*Provided text*:
────────

On researching the rental property she had recommended, I discovered that it was located conveniently close to the Vermont Nature Trail. The accommodations looked quite nice; one was called “Strong House”, the other “Nirvana”, and both promised glorious views of a tropical paradise. I booked the larger of the two so that our friend could stay with us, and prepared to leave Bequia with mounting excitement.
Nik and I packed the car with an ice chest filled with food and drinks, then boarded the ferry early; check-in time at “Spirit of the Valley” wasn’t until 3:00, and we had decided to explore the Leeward coast’s beauty throughout the course of the day. It was a lovely drive along the coastal road once the morning traffic had eased, and we stopped often to admire the scenery. Our final destination was Darkview Falls, a site I had never visited and had been looking forward to. The facility at Chateaubelaire had closed for the day (due to the total lack of tourism no doubt) but we were able to find a way in, and enjoyed the rickety bamboo bridge and gushing waterfall in solitary splendor!
We arrived at our accommodation, happy to see that it was situated in the foothills of Grand Bonhomme at Buccament Valley. Our friend had assured us that we would like “Nirvana”, but I was blown away by how magical it was! The property was incredibly picturesque; lushly-forested mountains served as the backdrop for a garden filled with fruit trees and tropical blossoms, providing an ambience that far exceeded my expectations. The small house we had booked was simple yet elegant, blending in with nature’s foliage to ensure peace as well as privacy. I loved it!
The following morning, we set out for “Table Rock” with our friend acting as guide, toting cold drinks and sandwiches to see us through the day. Located close to the entrance of the Vermont Nature Trail, the rushing river was just a short hike from where we had parked. When I spotted the powerful water pushing over and around massive boulders I was thrilled, what a beautiful place! The smooth rocks offered some welcome heat; the river was extremely cold, and we alternated dipping in the water, then warming up on the stone slabs. The pull of the flow was quite strong, and I kept a tight grip on the rocks as I bathed to ensure I wasn’t washed away by the water cascading so rapidly downhill. It was a wonderful spot for a picnic; we sat on sun-warmed rocks and happily munched sandwiches, watching the hypnotic surge of the water as it rushed powerfully towards its destination. The area was surrounded by mango and breadfruit trees, and we had it all to ourselves. However, people HAD been there recently; I was disappointed by the unsightly garbage left by others who had obviously enjoyed a cook-out on the rocks, saddened that anyone would desecrate such a pristine piece of nature so thoughtlessly.
From Table Rock we hiked for about 20 minutes to a waterfall emptying into a large, shallow body of water. It was like a tropical rainforest grotto, quite unlike Bequia in every way, and we enjoyed the fresh-water cascade until the sun disappeared and the chill set in. I would have liked to explore the Vermont Nature Trail, but it wasn’t open during the few days we spent at “Spirit of the Valley”. However, I could hear the parrots calling to each other, and their voices added an extra dose of magic to an already magical place. We’ll repeat our visit some-day, because mainland St. Vincent is a beautiful paradise just begging to be explored. What they say is true; a change IS as good as a rest, and that short trip did me a world of good!
Hi Judy, thanks for sharing the photos and story of your day trip. I am Vincentian born but only lived there for a few years (76-78 and 84-86). Dad worked for Barclays, and we moved around a lot (St. Lucia, Antigua, Barbados, St. Kitts), but most of my youth was spent in Bequia. Over two decades ago, my wife and I hiked the Vermont Nature Trail before vising my grandmother in Lapompe, but I am embarrassed to say I don’t know much about Dark View Falls.
Thank you for sharing such a magical place with us — I hope to visit it some day!

────────

*Information shown*:

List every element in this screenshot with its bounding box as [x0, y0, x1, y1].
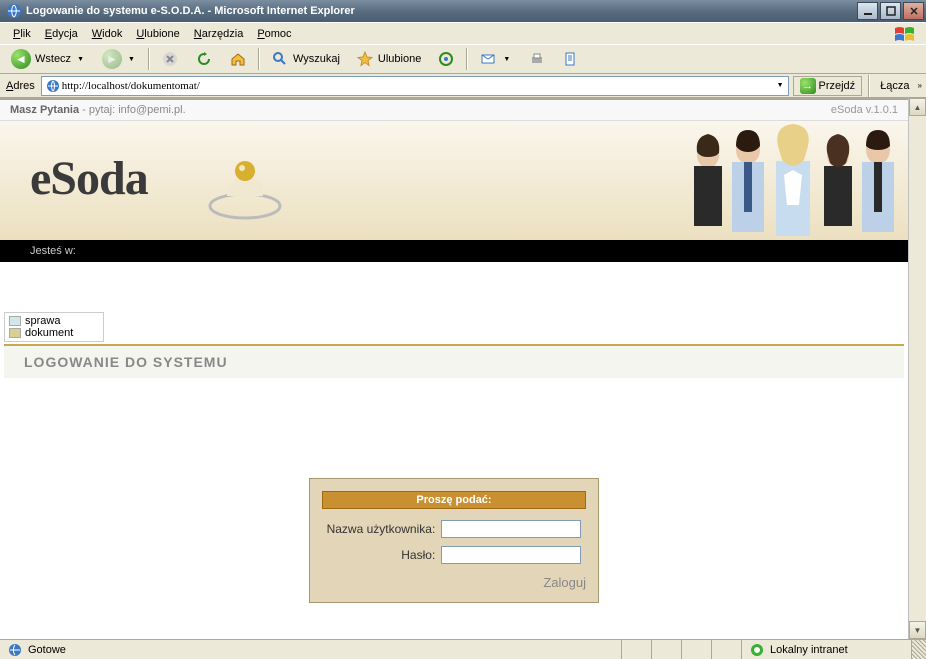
login-submit-link[interactable]: Zaloguj [322, 569, 586, 590]
address-label: Adres [4, 80, 37, 92]
home-button[interactable] [222, 48, 254, 70]
minimize-button[interactable] [857, 2, 878, 20]
go-arrow-icon: → [800, 78, 816, 94]
status-bar: Gotowe Lokalny intranet [0, 639, 926, 659]
go-label: Przejdź [819, 80, 856, 92]
menu-favorites[interactable]: Ulubione [129, 26, 186, 42]
scroll-up-button[interactable]: ▲ [909, 98, 926, 116]
section-title: LOGOWANIE DO SYSTEMU [4, 346, 904, 378]
edit-button[interactable] [555, 48, 587, 70]
legend-label-dokument: dokument [25, 327, 73, 339]
search-icon [271, 50, 289, 68]
mail-button[interactable]: ▼ [472, 48, 519, 70]
chevron-down-icon[interactable]: ▼ [775, 82, 786, 89]
forward-arrow-icon: ► [102, 49, 122, 69]
maximize-button[interactable] [880, 2, 901, 20]
search-button[interactable]: Wyszukaj [264, 48, 347, 70]
scroll-down-button[interactable]: ▼ [909, 621, 926, 639]
stop-icon [161, 50, 179, 68]
logo-orb-icon [205, 156, 285, 226]
history-icon [437, 50, 455, 68]
refresh-icon [195, 50, 213, 68]
page-icon [44, 77, 62, 95]
top-hint: Masz Pytania - pytaj: info@pemi.pl. eSod… [0, 100, 908, 120]
menu-help[interactable]: Pomoc [250, 26, 298, 42]
vertical-scrollbar[interactable]: ▲ ▼ [908, 98, 926, 639]
print-icon [528, 50, 546, 68]
login-form: Proszę podać: Nazwa użytkownika: Hasło: … [309, 478, 599, 603]
favorites-button[interactable]: Ulubione [349, 48, 428, 70]
menu-edit[interactable]: Edycja [38, 26, 85, 42]
back-button[interactable]: ◄ Wstecz ▼ [4, 48, 93, 70]
star-icon [356, 50, 374, 68]
header-banner: eSoda [0, 120, 908, 240]
hint-rest: - pytaj: info@pemi.pl. [79, 104, 186, 116]
home-icon [229, 50, 247, 68]
menu-view[interactable]: Widok [85, 26, 130, 42]
username-label: Nazwa użytkownika: [324, 517, 437, 541]
chevron-down-icon: ▼ [501, 56, 512, 63]
back-arrow-icon: ◄ [11, 49, 31, 69]
go-button[interactable]: → Przejdź [793, 76, 863, 96]
links-label[interactable]: Łącza [876, 80, 913, 92]
people-image [678, 120, 908, 240]
chevron-down-icon: ▼ [126, 56, 137, 63]
ie-small-icon [6, 641, 24, 659]
username-input[interactable] [441, 520, 581, 538]
status-cell [652, 640, 682, 659]
forward-button[interactable]: ► ▼ [95, 48, 144, 70]
legend-label-sprawa: sprawa [25, 315, 60, 327]
version-label: eSoda v.1.0.1 [831, 104, 898, 116]
legend-box: sprawa dokument [4, 312, 104, 342]
status-ready: Gotowe [0, 640, 622, 659]
address-bar: Adres ▼ → Przejdź Łącza » [0, 74, 926, 98]
ie-icon [6, 3, 22, 19]
chevron-down-icon: ▼ [75, 56, 86, 63]
content-viewport: Masz Pytania - pytaj: info@pemi.pl. eSod… [0, 98, 908, 639]
status-cell [712, 640, 742, 659]
zone-icon [748, 641, 766, 659]
status-cell [622, 640, 652, 659]
status-cell [682, 640, 712, 659]
close-button[interactable] [903, 2, 924, 20]
breadcrumb-label: Jesteś w: [30, 245, 76, 257]
edit-icon [562, 50, 580, 68]
stop-button[interactable] [154, 48, 186, 70]
refresh-button[interactable] [188, 48, 220, 70]
window-title: Logowanie do systemu e-S.O.D.A. - Micros… [26, 5, 355, 17]
search-label: Wyszukaj [293, 53, 340, 65]
menu-file[interactable]: Plik [6, 26, 38, 42]
menu-bar: Plik Edycja Widok Ulubione Narzędzia Pom… [0, 22, 926, 44]
menu-tools[interactable]: Narzędzia [187, 26, 251, 42]
print-button[interactable] [521, 48, 553, 70]
url-input[interactable] [62, 80, 775, 92]
login-header: Proszę podać: [322, 491, 586, 509]
navigation-toolbar: ◄ Wstecz ▼ ► ▼ Wyszukaj Ulubione ▼ [0, 44, 926, 74]
resize-grip[interactable] [912, 640, 926, 659]
hint-bold: Masz Pytania [10, 104, 79, 116]
status-zone: Lokalny intranet [742, 640, 912, 659]
favorites-label: Ulubione [378, 53, 421, 65]
back-label: Wstecz [35, 53, 71, 65]
windows-flag-icon [888, 25, 920, 43]
mail-icon [479, 50, 497, 68]
password-label: Hasło: [324, 543, 437, 567]
legend-swatch-dokument [9, 328, 21, 338]
breadcrumb-bar: Jesteś w: [0, 240, 908, 262]
window-titlebar: Logowanie do systemu e-S.O.D.A. - Micros… [0, 0, 926, 22]
esoda-logo: eSoda [30, 151, 148, 206]
password-input[interactable] [441, 546, 581, 564]
links-chevron-icon[interactable]: » [918, 81, 922, 90]
legend-swatch-sprawa [9, 316, 21, 326]
url-field-container[interactable]: ▼ [41, 76, 789, 96]
media-button[interactable] [430, 48, 462, 70]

────────

*Tasks and exercises*:
• a. Reproduce the stretch of the St. Vincent trip account from "Hi Judy, thanks" through "it some day!".
• b. In the St. Vincent trip account, what time was check-in at “Spirit of the Valley”?
The material has nothing to do with the St. Vincent trip account.

*Task-by-task results*:
• a.
Hi Judy, thanks for sharing the photos and story of your day trip. I am Vincentian born but only lived there for a few years (76-78 and 84-86). Dad worked for Barclays, and we moved around a lot (St. Lucia, Antigua, Barbados, St. Kitts), but most of my youth was spent in Bequia. Over two decades ago, my wife and I hiked the Vermont Nature Trail before vising my grandmother in Lapompe, but I am embarrassed to say I don’t know much about Dark View Falls.
Thank you for sharing such a magical place with us — I hope to visit it some day!

• b. 3:00